[Task directions]
Find every line in the entries that holds the string "diabetes" and report it.

[Data records]
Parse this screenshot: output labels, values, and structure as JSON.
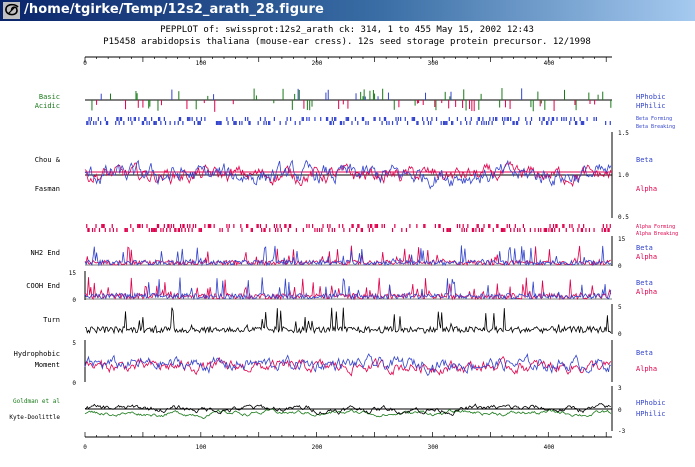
{
  "window": {
    "title": "/home/tgirke/Temp/12s2_arath_28.figure",
    "icon": "x11-swirl-icon"
  },
  "header": {
    "line1": "PEPPLOT of: swissprot:12s2_arath ck: 314,  1 to 455  May 15, 2002 12:43",
    "line2": "P15458 arabidopsis thaliana (mouse-ear cress). 12s seed storage protein precursor. 12/1998"
  },
  "axis": {
    "ticks": [
      "0",
      "100",
      "200",
      "300",
      "400"
    ],
    "max_residue": 455
  },
  "colors": {
    "blue": "#3344cc",
    "red": "#e0004c",
    "green": "#1a7a1a",
    "black": "#000000"
  },
  "panels": {
    "charge": {
      "left_top": "Basic",
      "left_bottom": "Acidic",
      "right_top": "HPhobic",
      "right_bottom": "HPhilic"
    },
    "beta_strip": {
      "label_top": "Beta Forming",
      "label_bottom": "Beta Breaking"
    },
    "chou": {
      "left_top": "Chou &",
      "left_bottom": "Fasman",
      "right_top": "Beta",
      "right_bottom": "Alpha",
      "scale_top": "1.5",
      "scale_mid": "1.0",
      "scale_bottom": "0.5"
    },
    "alpha_strip": {
      "label_top": "Alpha Forming",
      "label_bottom": "Alpha Breaking"
    },
    "nh2": {
      "left": "NH2 End",
      "right_top": "Beta",
      "right_bottom": "Alpha",
      "scale_top": "15",
      "scale_bottom": "0"
    },
    "cooh": {
      "left": "COOH End",
      "right_top": "Beta",
      "right_bottom": "Alpha",
      "scale_left_top": "15",
      "scale_left_bottom": "0"
    },
    "turn": {
      "left": "Turn",
      "scale_top": "5",
      "scale_bottom": "0"
    },
    "moment": {
      "left_top": "Hydrophobic",
      "left_bottom": "Moment",
      "right_top": "Beta",
      "right_bottom": "Alpha",
      "scale_top": "5",
      "scale_bottom": "0"
    },
    "hydro": {
      "left_top": "Goldman et al",
      "left_bottom": "Kyte-Doolittle",
      "right_top": "HPhobic",
      "right_bottom": "HPhilic",
      "scale_top": "3",
      "scale_mid": "0",
      "scale_bottom": "-3"
    }
  }
}
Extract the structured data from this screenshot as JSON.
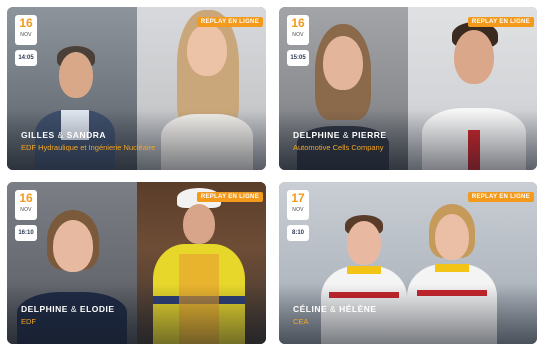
{
  "cards": [
    {
      "day": "16",
      "month": "NOV",
      "time": "14:05",
      "badge": "REPLAY EN LIGNE",
      "name1": "GILLES",
      "amp": "&",
      "name2": "SANDRA",
      "company": "EDF Hydraulique et Ingénierie Nucléaire"
    },
    {
      "day": "16",
      "month": "NOV",
      "time": "15:05",
      "badge": "REPLAY EN LIGNE",
      "name1": "DELPHINE",
      "amp": "&",
      "name2": "PIERRE",
      "company": "Automotive Cells Company"
    },
    {
      "day": "16",
      "month": "NOV",
      "time": "16:10",
      "badge": "REPLAY EN LIGNE",
      "name1": "DELPHINE",
      "amp": "&",
      "name2": "ELODIE",
      "company": "EDF"
    },
    {
      "day": "17",
      "month": "NOV",
      "time": "8:10",
      "badge": "REPLAY EN LIGNE",
      "name1": "CÉLINE",
      "amp": "&",
      "name2": "HÉLÈNE",
      "company": "CEA"
    }
  ],
  "colors": {
    "accent": "#f39a1c",
    "company_text": "#f5a623",
    "time_text": "#2b3a55"
  }
}
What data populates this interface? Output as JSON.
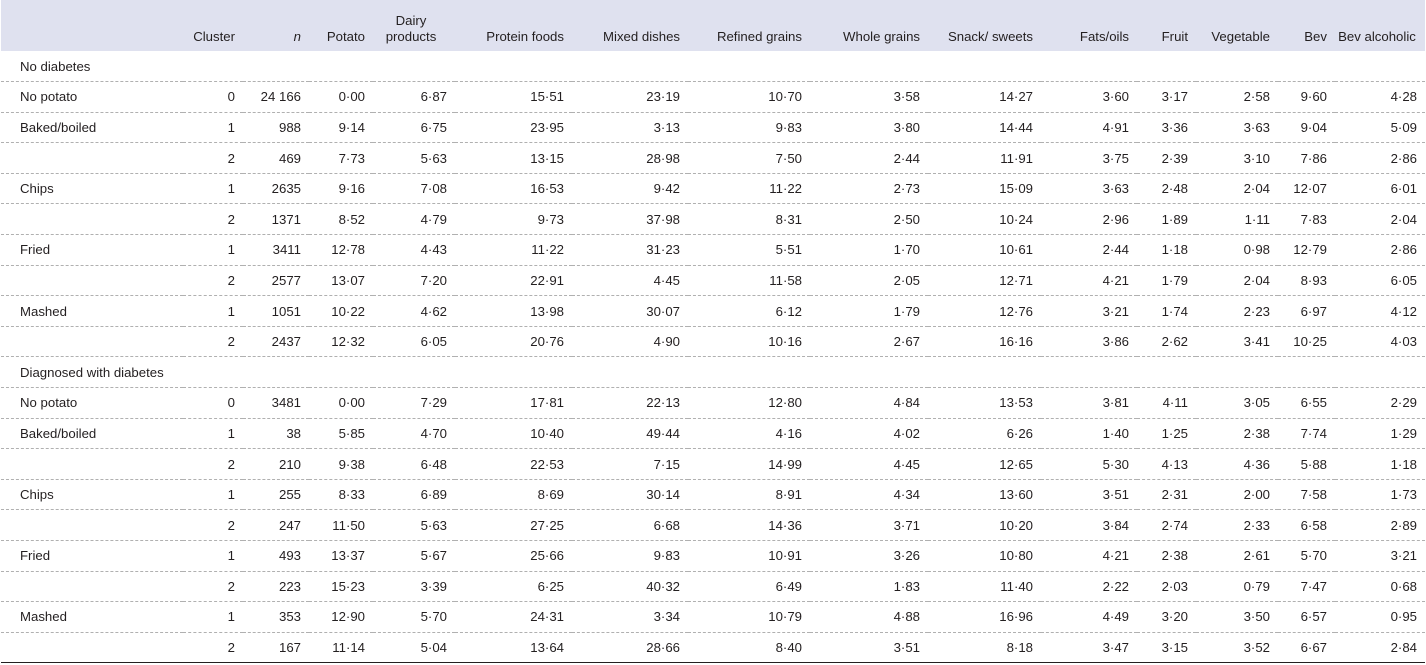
{
  "table": {
    "columns": [
      "",
      "Cluster",
      "n",
      "Potato",
      "Dairy products",
      "Protein foods",
      "Mixed dishes",
      "Refined grains",
      "Whole grains",
      "Snack/ sweets",
      "Fats/oils",
      "Fruit",
      "Vegetable",
      "Bev",
      "Bev alcoholic"
    ],
    "sections": [
      {
        "title": "No diabetes",
        "rows": [
          [
            "No potato",
            "0",
            "24 166",
            "0·00",
            "6·87",
            "15·51",
            "23·19",
            "10·70",
            "3·58",
            "14·27",
            "3·60",
            "3·17",
            "2·58",
            "9·60",
            "4·28"
          ],
          [
            "Baked/boiled",
            "1",
            "988",
            "9·14",
            "6·75",
            "23·95",
            "3·13",
            "9·83",
            "3·80",
            "14·44",
            "4·91",
            "3·36",
            "3·63",
            "9·04",
            "5·09"
          ],
          [
            "",
            "2",
            "469",
            "7·73",
            "5·63",
            "13·15",
            "28·98",
            "7·50",
            "2·44",
            "11·91",
            "3·75",
            "2·39",
            "3·10",
            "7·86",
            "2·86"
          ],
          [
            "Chips",
            "1",
            "2635",
            "9·16",
            "7·08",
            "16·53",
            "9·42",
            "11·22",
            "2·73",
            "15·09",
            "3·63",
            "2·48",
            "2·04",
            "12·07",
            "6·01"
          ],
          [
            "",
            "2",
            "1371",
            "8·52",
            "4·79",
            "9·73",
            "37·98",
            "8·31",
            "2·50",
            "10·24",
            "2·96",
            "1·89",
            "1·11",
            "7·83",
            "2·04"
          ],
          [
            "Fried",
            "1",
            "3411",
            "12·78",
            "4·43",
            "11·22",
            "31·23",
            "5·51",
            "1·70",
            "10·61",
            "2·44",
            "1·18",
            "0·98",
            "12·79",
            "2·86"
          ],
          [
            "",
            "2",
            "2577",
            "13·07",
            "7·20",
            "22·91",
            "4·45",
            "11·58",
            "2·05",
            "12·71",
            "4·21",
            "1·79",
            "2·04",
            "8·93",
            "6·05"
          ],
          [
            "Mashed",
            "1",
            "1051",
            "10·22",
            "4·62",
            "13·98",
            "30·07",
            "6·12",
            "1·79",
            "12·76",
            "3·21",
            "1·74",
            "2·23",
            "6·97",
            "4·12"
          ],
          [
            "",
            "2",
            "2437",
            "12·32",
            "6·05",
            "20·76",
            "4·90",
            "10·16",
            "2·67",
            "16·16",
            "3·86",
            "2·62",
            "3·41",
            "10·25",
            "4·03"
          ]
        ]
      },
      {
        "title": "Diagnosed with diabetes",
        "rows": [
          [
            "No potato",
            "0",
            "3481",
            "0·00",
            "7·29",
            "17·81",
            "22·13",
            "12·80",
            "4·84",
            "13·53",
            "3·81",
            "4·11",
            "3·05",
            "6·55",
            "2·29"
          ],
          [
            "Baked/boiled",
            "1",
            "38",
            "5·85",
            "4·70",
            "10·40",
            "49·44",
            "4·16",
            "4·02",
            "6·26",
            "1·40",
            "1·25",
            "2·38",
            "7·74",
            "1·29"
          ],
          [
            "",
            "2",
            "210",
            "9·38",
            "6·48",
            "22·53",
            "7·15",
            "14·99",
            "4·45",
            "12·65",
            "5·30",
            "4·13",
            "4·36",
            "5·88",
            "1·18"
          ],
          [
            "Chips",
            "1",
            "255",
            "8·33",
            "6·89",
            "8·69",
            "30·14",
            "8·91",
            "4·34",
            "13·60",
            "3·51",
            "2·31",
            "2·00",
            "7·58",
            "1·73"
          ],
          [
            "",
            "2",
            "247",
            "11·50",
            "5·63",
            "27·25",
            "6·68",
            "14·36",
            "3·71",
            "10·20",
            "3·84",
            "2·74",
            "2·33",
            "6·58",
            "2·89"
          ],
          [
            "Fried",
            "1",
            "493",
            "13·37",
            "5·67",
            "25·66",
            "9·83",
            "10·91",
            "3·26",
            "10·80",
            "4·21",
            "2·38",
            "2·61",
            "5·70",
            "3·21"
          ],
          [
            "",
            "2",
            "223",
            "15·23",
            "3·39",
            "6·25",
            "40·32",
            "6·49",
            "1·83",
            "11·40",
            "2·22",
            "2·03",
            "0·79",
            "7·47",
            "0·68"
          ],
          [
            "Mashed",
            "1",
            "353",
            "12·90",
            "5·70",
            "24·31",
            "3·34",
            "10·79",
            "4·88",
            "16·96",
            "4·49",
            "3·20",
            "3·50",
            "6·57",
            "0·95"
          ],
          [
            "",
            "2",
            "167",
            "11·14",
            "5·04",
            "13·64",
            "28·66",
            "8·40",
            "3·51",
            "8·18",
            "3·47",
            "3·15",
            "3·52",
            "6·67",
            "2·84"
          ]
        ]
      }
    ]
  },
  "colors": {
    "header_background": "#dfe1ef",
    "text": "#231f20",
    "row_divider": "#b0b0b0"
  }
}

[Task result]
        "title": "No diabetes",
        "title": "Diagnosed with diabetes",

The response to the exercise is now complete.